__WHAT THE TASK REQUIRES__
An exact copy of the records is required, minus the pictures they hold.

__PROVIDED ENTRIES__
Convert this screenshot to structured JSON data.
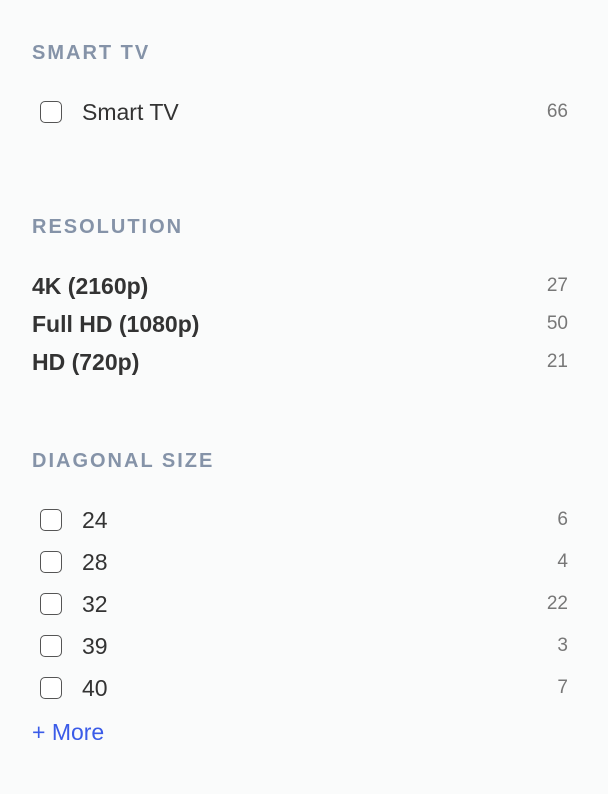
{
  "smart_tv": {
    "heading": "SMART TV",
    "items": [
      {
        "label": "Smart TV",
        "count": "66"
      }
    ]
  },
  "resolution": {
    "heading": "RESOLUTION",
    "items": [
      {
        "label": "4K (2160p)",
        "count": "27"
      },
      {
        "label": "Full HD (1080p)",
        "count": "50"
      },
      {
        "label": "HD (720p)",
        "count": "21"
      }
    ]
  },
  "diagonal": {
    "heading": "DIAGONAL SIZE",
    "items": [
      {
        "label": "24",
        "count": "6"
      },
      {
        "label": "28",
        "count": "4"
      },
      {
        "label": "32",
        "count": "22"
      },
      {
        "label": "39",
        "count": "3"
      },
      {
        "label": "40",
        "count": "7"
      }
    ],
    "more": "+ More"
  }
}
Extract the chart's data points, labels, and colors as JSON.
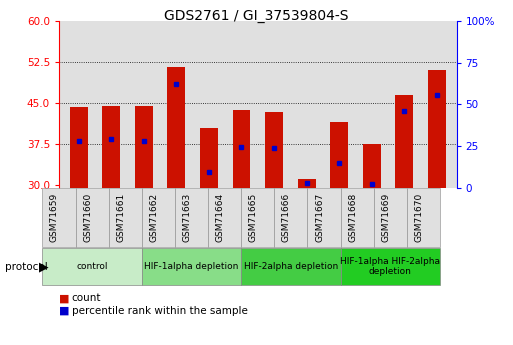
{
  "title": "GDS2761 / GI_37539804-S",
  "samples": [
    "GSM71659",
    "GSM71660",
    "GSM71661",
    "GSM71662",
    "GSM71663",
    "GSM71664",
    "GSM71665",
    "GSM71666",
    "GSM71667",
    "GSM71668",
    "GSM71669",
    "GSM71670"
  ],
  "counts": [
    44.3,
    44.5,
    44.4,
    51.5,
    40.5,
    43.8,
    43.3,
    31.2,
    41.5,
    37.5,
    46.5,
    51.0
  ],
  "percentiles": [
    38.0,
    38.5,
    38.0,
    48.5,
    32.5,
    37.0,
    36.8,
    30.5,
    34.0,
    30.2,
    43.5,
    46.5
  ],
  "ylim_left": [
    29.5,
    60
  ],
  "ylim_right": [
    0,
    100
  ],
  "yticks_left": [
    30,
    37.5,
    45,
    52.5,
    60
  ],
  "yticks_right": [
    0,
    25,
    50,
    75,
    100
  ],
  "gridlines": [
    37.5,
    45,
    52.5
  ],
  "bar_color": "#cc1100",
  "marker_color": "#0000cc",
  "bg_color": "#e0e0e0",
  "protocol_groups": [
    {
      "label": "control",
      "start": 0,
      "end": 2,
      "color": "#c8ecc8"
    },
    {
      "label": "HIF-1alpha depletion",
      "start": 3,
      "end": 5,
      "color": "#88dd88"
    },
    {
      "label": "HIF-2alpha depletion",
      "start": 6,
      "end": 8,
      "color": "#44cc44"
    },
    {
      "label": "HIF-1alpha HIF-2alpha\ndepletion",
      "start": 9,
      "end": 11,
      "color": "#22cc22"
    }
  ]
}
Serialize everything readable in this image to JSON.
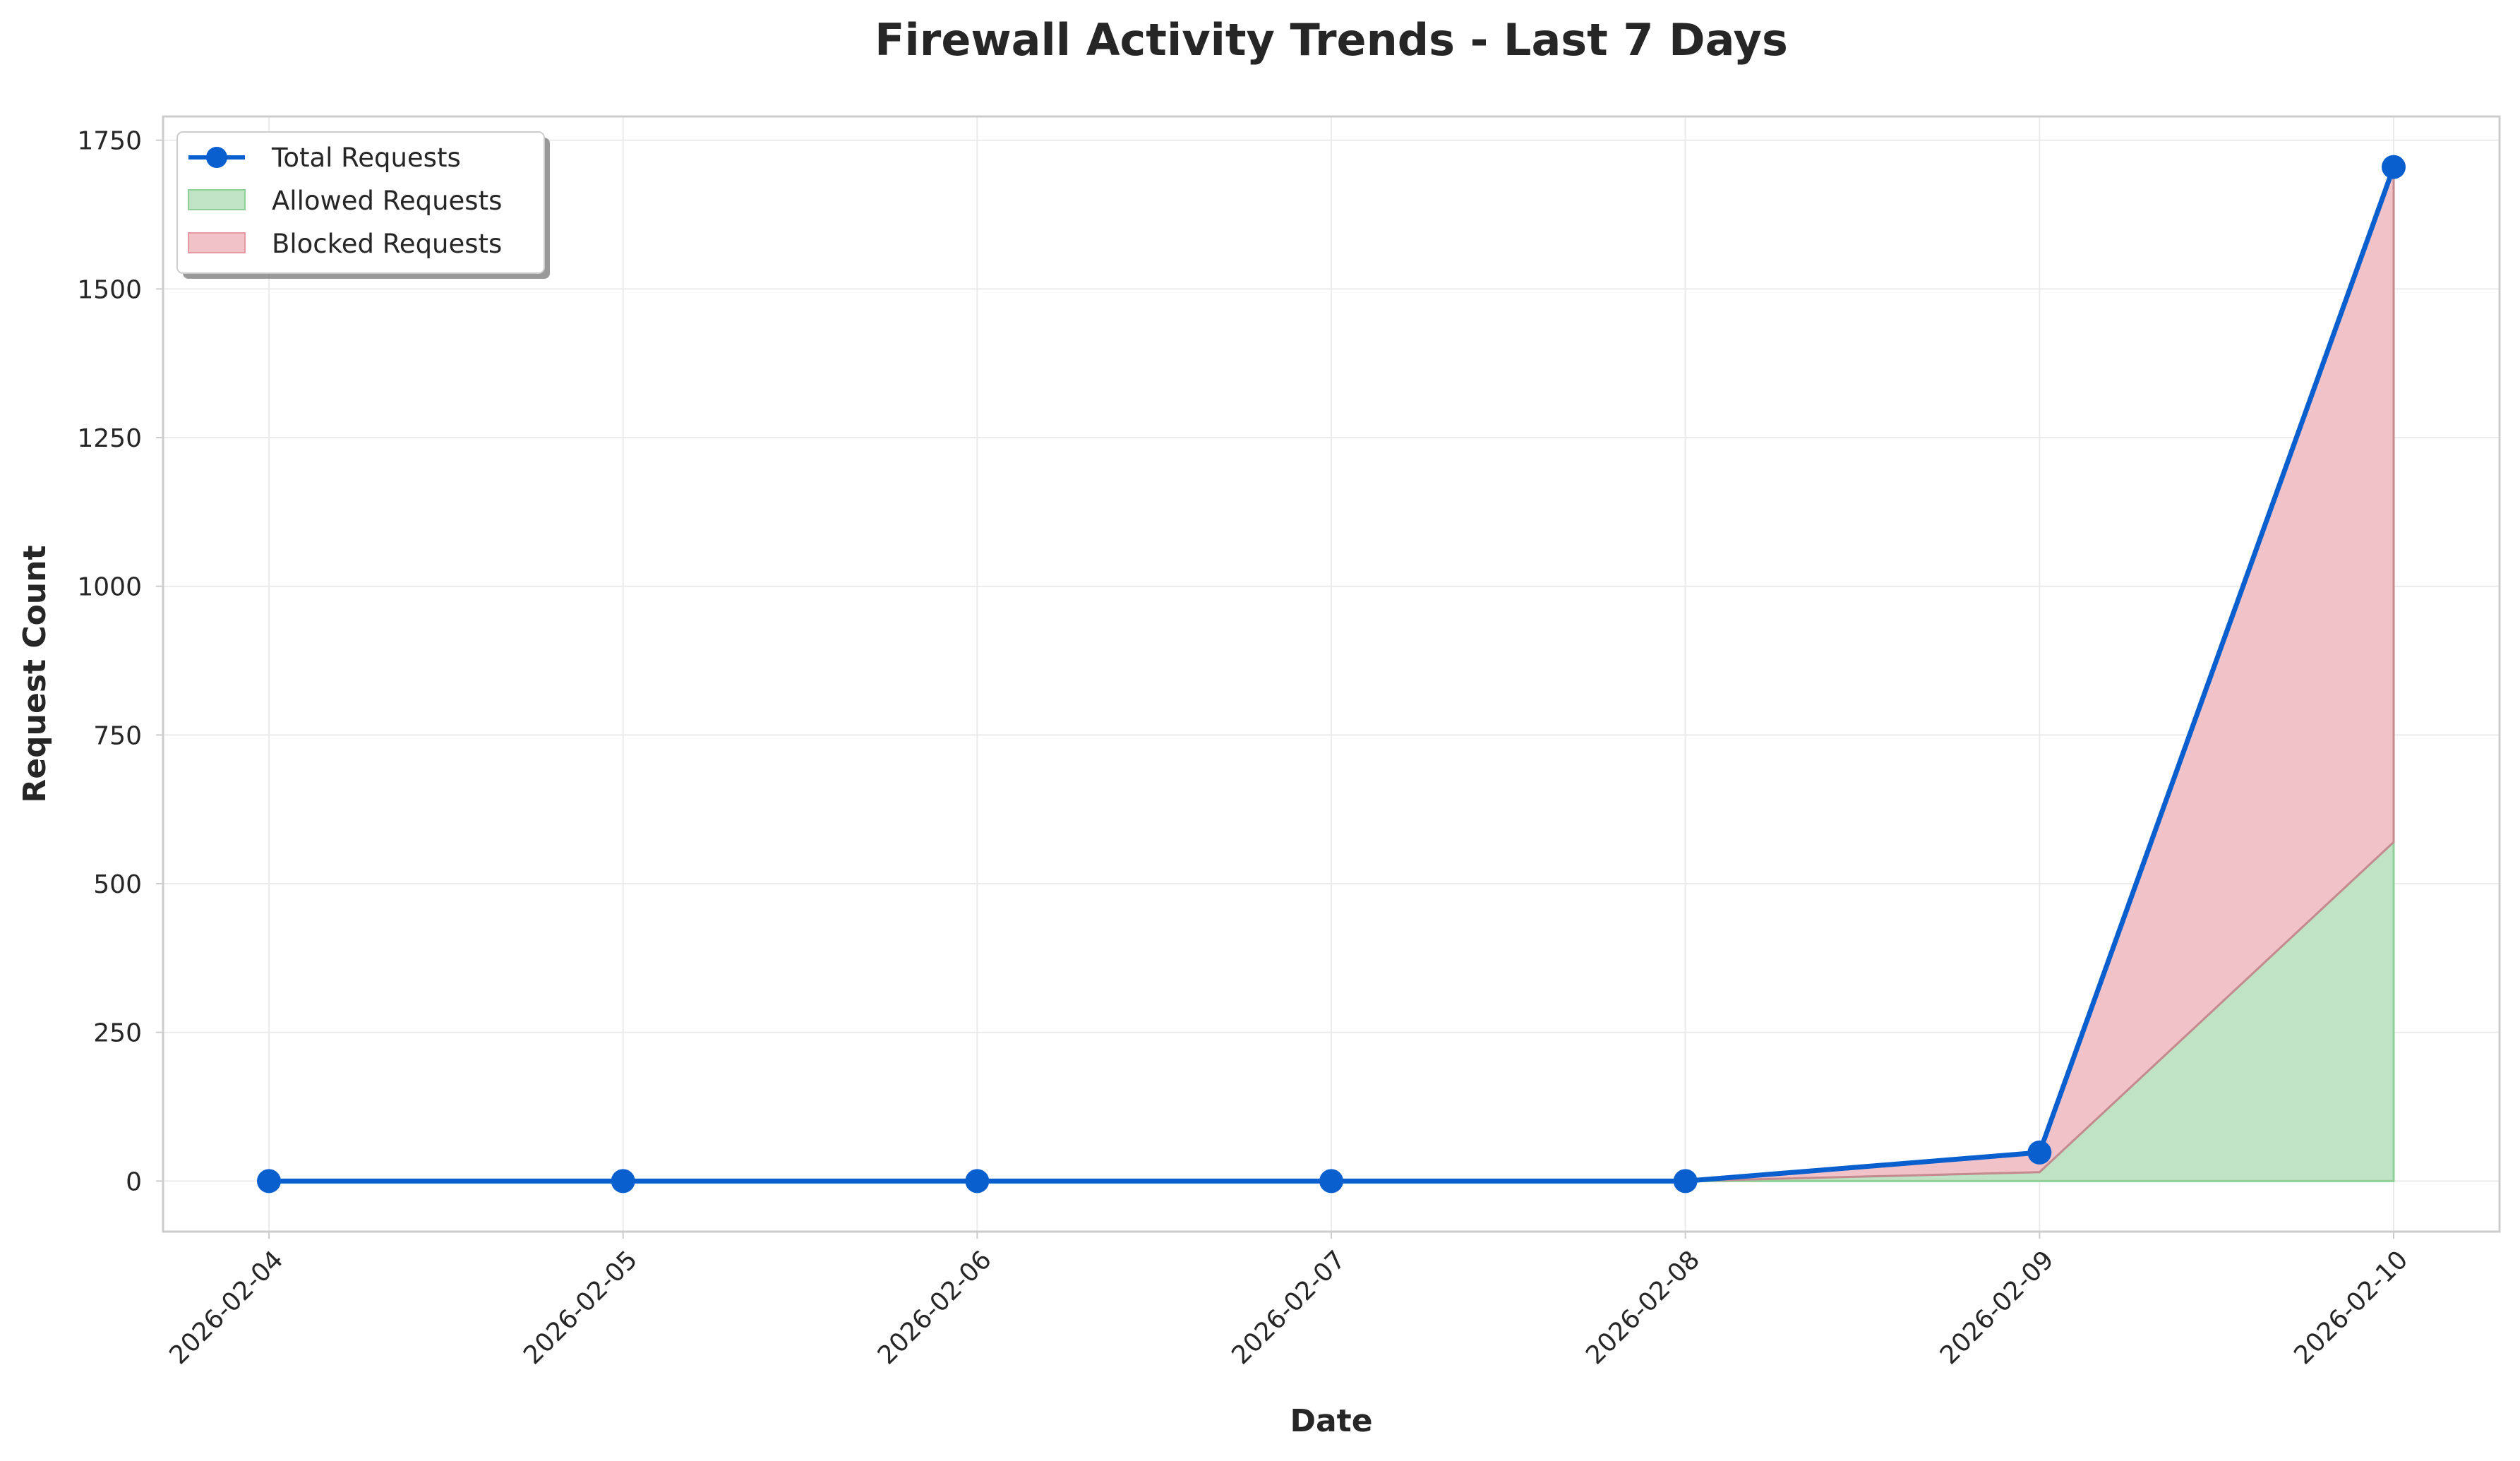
{
  "chart_data": {
    "type": "line",
    "title": "Firewall Activity Trends - Last 7 Days",
    "xlabel": "Date",
    "ylabel": "Request Count",
    "categories": [
      "2026-02-04",
      "2026-02-05",
      "2026-02-06",
      "2026-02-07",
      "2026-02-08",
      "2026-02-09",
      "2026-02-10"
    ],
    "yticks": [
      0,
      250,
      500,
      750,
      1000,
      1250,
      1500,
      1750
    ],
    "ylim": [
      -85,
      1790
    ],
    "grid": true,
    "legend_position": "top-left",
    "series": [
      {
        "name": "Total Requests",
        "kind": "line",
        "color": "#0a5fcf",
        "values": [
          0,
          0,
          0,
          0,
          0,
          48,
          1705
        ]
      },
      {
        "name": "Allowed Requests",
        "kind": "area",
        "color": "#bfe3c4",
        "values": [
          0,
          0,
          0,
          0,
          0,
          15,
          570
        ]
      },
      {
        "name": "Blocked Requests",
        "kind": "area",
        "color": "#f2c2c9",
        "values": [
          0,
          0,
          0,
          0,
          0,
          33,
          1135
        ]
      }
    ]
  }
}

__CORRECT ANSWER__
Convert this screenshot to structured JSON data.
{
  "smart_tv": {
    "heading": "SMART TV",
    "items": [
      {
        "label": "Smart TV",
        "count": "66"
      }
    ]
  },
  "resolution": {
    "heading": "RESOLUTION",
    "items": [
      {
        "label": "4K (2160p)",
        "count": "27"
      },
      {
        "label": "Full HD (1080p)",
        "count": "50"
      },
      {
        "label": "HD (720p)",
        "count": "21"
      }
    ]
  },
  "diagonal": {
    "heading": "DIAGONAL SIZE",
    "items": [
      {
        "label": "24",
        "count": "6"
      },
      {
        "label": "28",
        "count": "4"
      },
      {
        "label": "32",
        "count": "22"
      },
      {
        "label": "39",
        "count": "3"
      },
      {
        "label": "40",
        "count": "7"
      }
    ],
    "more": "+ More"
  }
}
Extract the chart's data points, labels, and colors as JSON.
{
  "title": "GDS2761 / GI_37539804-S",
  "samples": [
    "GSM71659",
    "GSM71660",
    "GSM71661",
    "GSM71662",
    "GSM71663",
    "GSM71664",
    "GSM71665",
    "GSM71666",
    "GSM71667",
    "GSM71668",
    "GSM71669",
    "GSM71670"
  ],
  "counts": [
    44.3,
    44.5,
    44.4,
    51.5,
    40.5,
    43.8,
    43.3,
    31.2,
    41.5,
    37.5,
    46.5,
    51.0
  ],
  "percentiles": [
    38.0,
    38.5,
    38.0,
    48.5,
    32.5,
    37.0,
    36.8,
    30.5,
    34.0,
    30.2,
    43.5,
    46.5
  ],
  "ylim_left": [
    29.5,
    60
  ],
  "ylim_right": [
    0,
    100
  ],
  "yticks_left": [
    30,
    37.5,
    45,
    52.5,
    60
  ],
  "yticks_right": [
    0,
    25,
    50,
    75,
    100
  ],
  "gridlines": [
    37.5,
    45,
    52.5
  ],
  "bar_color": "#cc1100",
  "marker_color": "#0000cc",
  "bg_color": "#e0e0e0",
  "protocol_groups": [
    {
      "label": "control",
      "start": 0,
      "end": 2,
      "color": "#c8ecc8"
    },
    {
      "label": "HIF-1alpha depletion",
      "start": 3,
      "end": 5,
      "color": "#88dd88"
    },
    {
      "label": "HIF-2alpha depletion",
      "start": 6,
      "end": 8,
      "color": "#44cc44"
    },
    {
      "label": "HIF-1alpha HIF-2alpha\ndepletion",
      "start": 9,
      "end": 11,
      "color": "#22cc22"
    }
  ]
}
Serialize everything readable in this image to JSON.
{
  "chart_data": {
    "type": "line",
    "title": "Firewall Activity Trends - Last 7 Days",
    "xlabel": "Date",
    "ylabel": "Request Count",
    "categories": [
      "2026-02-04",
      "2026-02-05",
      "2026-02-06",
      "2026-02-07",
      "2026-02-08",
      "2026-02-09",
      "2026-02-10"
    ],
    "yticks": [
      0,
      250,
      500,
      750,
      1000,
      1250,
      1500,
      1750
    ],
    "ylim": [
      -85,
      1790
    ],
    "grid": true,
    "legend_position": "top-left",
    "series": [
      {
        "name": "Total Requests",
        "kind": "line",
        "color": "#0a5fcf",
        "values": [
          0,
          0,
          0,
          0,
          0,
          48,
          1705
        ]
      },
      {
        "name": "Allowed Requests",
        "kind": "area",
        "color": "#bfe3c4",
        "values": [
          0,
          0,
          0,
          0,
          0,
          15,
          570
        ]
      },
      {
        "name": "Blocked Requests",
        "kind": "area",
        "color": "#f2c2c9",
        "values": [
          0,
          0,
          0,
          0,
          0,
          33,
          1135
        ]
      }
    ]
  }
}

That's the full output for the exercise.